◆ Given records ◆
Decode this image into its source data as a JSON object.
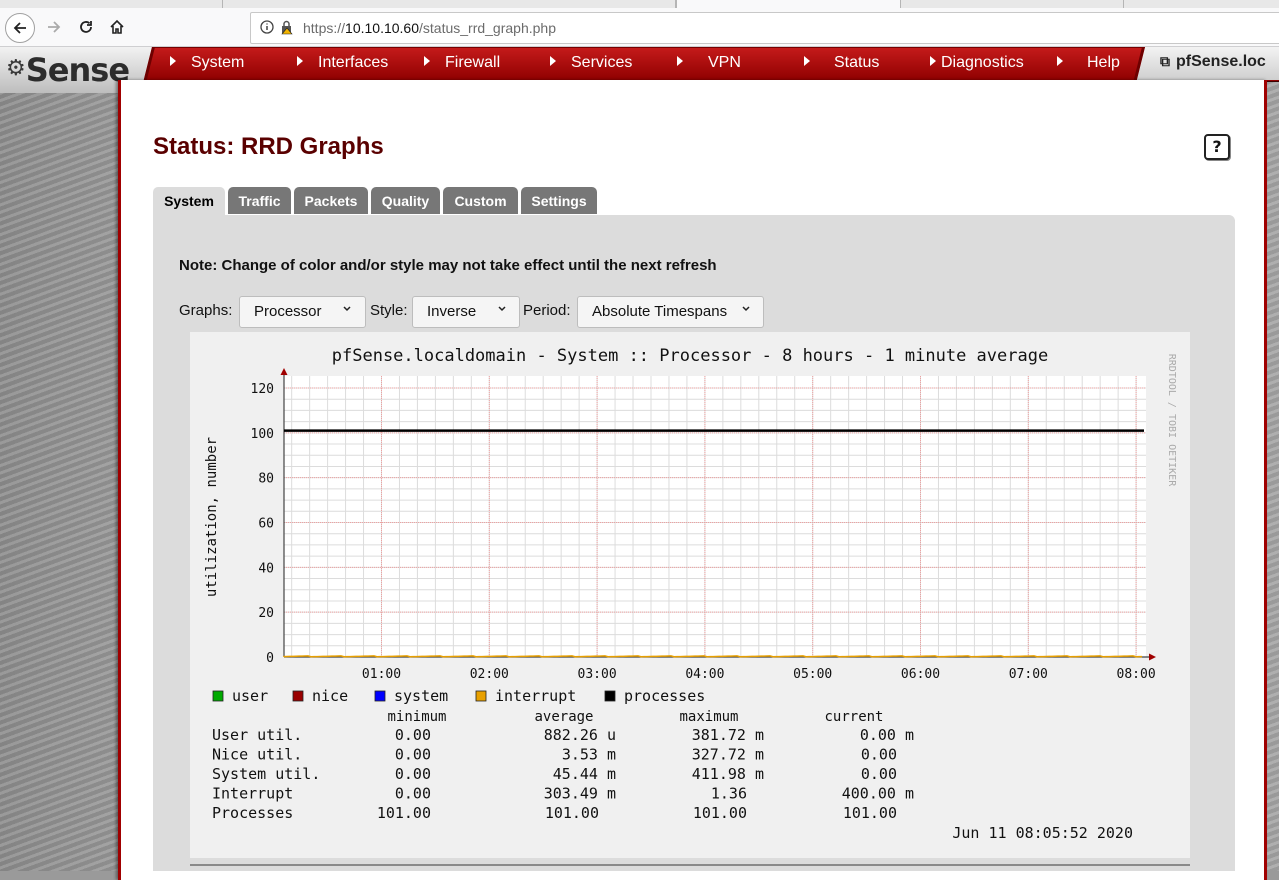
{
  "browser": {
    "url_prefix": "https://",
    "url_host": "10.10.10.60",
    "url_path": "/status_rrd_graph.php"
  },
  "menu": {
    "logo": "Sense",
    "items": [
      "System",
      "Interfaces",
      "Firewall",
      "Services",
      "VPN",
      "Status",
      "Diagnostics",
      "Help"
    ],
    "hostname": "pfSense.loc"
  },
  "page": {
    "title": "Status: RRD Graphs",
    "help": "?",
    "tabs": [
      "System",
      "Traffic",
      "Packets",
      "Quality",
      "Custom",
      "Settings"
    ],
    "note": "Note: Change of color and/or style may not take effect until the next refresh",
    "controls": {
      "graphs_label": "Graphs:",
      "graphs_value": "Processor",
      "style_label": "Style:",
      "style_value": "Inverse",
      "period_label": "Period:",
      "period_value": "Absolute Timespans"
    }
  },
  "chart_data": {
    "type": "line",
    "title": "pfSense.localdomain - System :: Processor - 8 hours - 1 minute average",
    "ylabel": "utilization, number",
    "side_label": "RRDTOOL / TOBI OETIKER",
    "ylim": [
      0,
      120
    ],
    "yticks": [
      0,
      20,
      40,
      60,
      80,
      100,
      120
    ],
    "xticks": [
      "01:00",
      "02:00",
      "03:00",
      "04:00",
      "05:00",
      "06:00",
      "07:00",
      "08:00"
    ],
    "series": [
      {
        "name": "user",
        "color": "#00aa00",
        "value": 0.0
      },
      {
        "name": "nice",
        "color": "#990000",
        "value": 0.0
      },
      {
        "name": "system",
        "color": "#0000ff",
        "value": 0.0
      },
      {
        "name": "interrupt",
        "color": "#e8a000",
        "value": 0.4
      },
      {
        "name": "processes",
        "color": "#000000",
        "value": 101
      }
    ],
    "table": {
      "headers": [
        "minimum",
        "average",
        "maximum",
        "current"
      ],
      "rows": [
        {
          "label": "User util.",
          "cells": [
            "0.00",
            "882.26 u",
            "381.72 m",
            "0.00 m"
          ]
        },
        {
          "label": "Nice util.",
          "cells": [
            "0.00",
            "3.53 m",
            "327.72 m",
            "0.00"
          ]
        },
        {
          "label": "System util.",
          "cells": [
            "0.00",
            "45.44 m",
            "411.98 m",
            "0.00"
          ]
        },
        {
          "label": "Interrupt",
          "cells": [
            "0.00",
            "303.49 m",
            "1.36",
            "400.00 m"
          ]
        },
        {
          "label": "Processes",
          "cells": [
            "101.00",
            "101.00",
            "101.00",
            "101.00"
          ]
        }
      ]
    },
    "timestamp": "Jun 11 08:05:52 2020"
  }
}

◆ The exercise ◆
Leave out all pictures, then copy the remaining material exactly.

◆ Written answer ◆
Decode this image into its source data as a JSON object.
{
  "browser": {
    "url_prefix": "https://",
    "url_host": "10.10.10.60",
    "url_path": "/status_rrd_graph.php"
  },
  "menu": {
    "logo": "Sense",
    "items": [
      "System",
      "Interfaces",
      "Firewall",
      "Services",
      "VPN",
      "Status",
      "Diagnostics",
      "Help"
    ],
    "hostname": "pfSense.loc"
  },
  "page": {
    "title": "Status: RRD Graphs",
    "help": "?",
    "tabs": [
      "System",
      "Traffic",
      "Packets",
      "Quality",
      "Custom",
      "Settings"
    ],
    "note": "Note: Change of color and/or style may not take effect until the next refresh",
    "controls": {
      "graphs_label": "Graphs:",
      "graphs_value": "Processor",
      "style_label": "Style:",
      "style_value": "Inverse",
      "period_label": "Period:",
      "period_value": "Absolute Timespans"
    }
  },
  "chart_data": {
    "type": "line",
    "title": "pfSense.localdomain - System :: Processor - 8 hours - 1 minute average",
    "ylabel": "utilization, number",
    "side_label": "RRDTOOL / TOBI OETIKER",
    "ylim": [
      0,
      120
    ],
    "yticks": [
      0,
      20,
      40,
      60,
      80,
      100,
      120
    ],
    "xticks": [
      "01:00",
      "02:00",
      "03:00",
      "04:00",
      "05:00",
      "06:00",
      "07:00",
      "08:00"
    ],
    "series": [
      {
        "name": "user",
        "color": "#00aa00",
        "value": 0.0
      },
      {
        "name": "nice",
        "color": "#990000",
        "value": 0.0
      },
      {
        "name": "system",
        "color": "#0000ff",
        "value": 0.0
      },
      {
        "name": "interrupt",
        "color": "#e8a000",
        "value": 0.4
      },
      {
        "name": "processes",
        "color": "#000000",
        "value": 101
      }
    ],
    "table": {
      "headers": [
        "minimum",
        "average",
        "maximum",
        "current"
      ],
      "rows": [
        {
          "label": "User util.",
          "cells": [
            "0.00",
            "882.26 u",
            "381.72 m",
            "0.00 m"
          ]
        },
        {
          "label": "Nice util.",
          "cells": [
            "0.00",
            "3.53 m",
            "327.72 m",
            "0.00"
          ]
        },
        {
          "label": "System util.",
          "cells": [
            "0.00",
            "45.44 m",
            "411.98 m",
            "0.00"
          ]
        },
        {
          "label": "Interrupt",
          "cells": [
            "0.00",
            "303.49 m",
            "1.36",
            "400.00 m"
          ]
        },
        {
          "label": "Processes",
          "cells": [
            "101.00",
            "101.00",
            "101.00",
            "101.00"
          ]
        }
      ]
    },
    "timestamp": "Jun 11 08:05:52 2020"
  }
}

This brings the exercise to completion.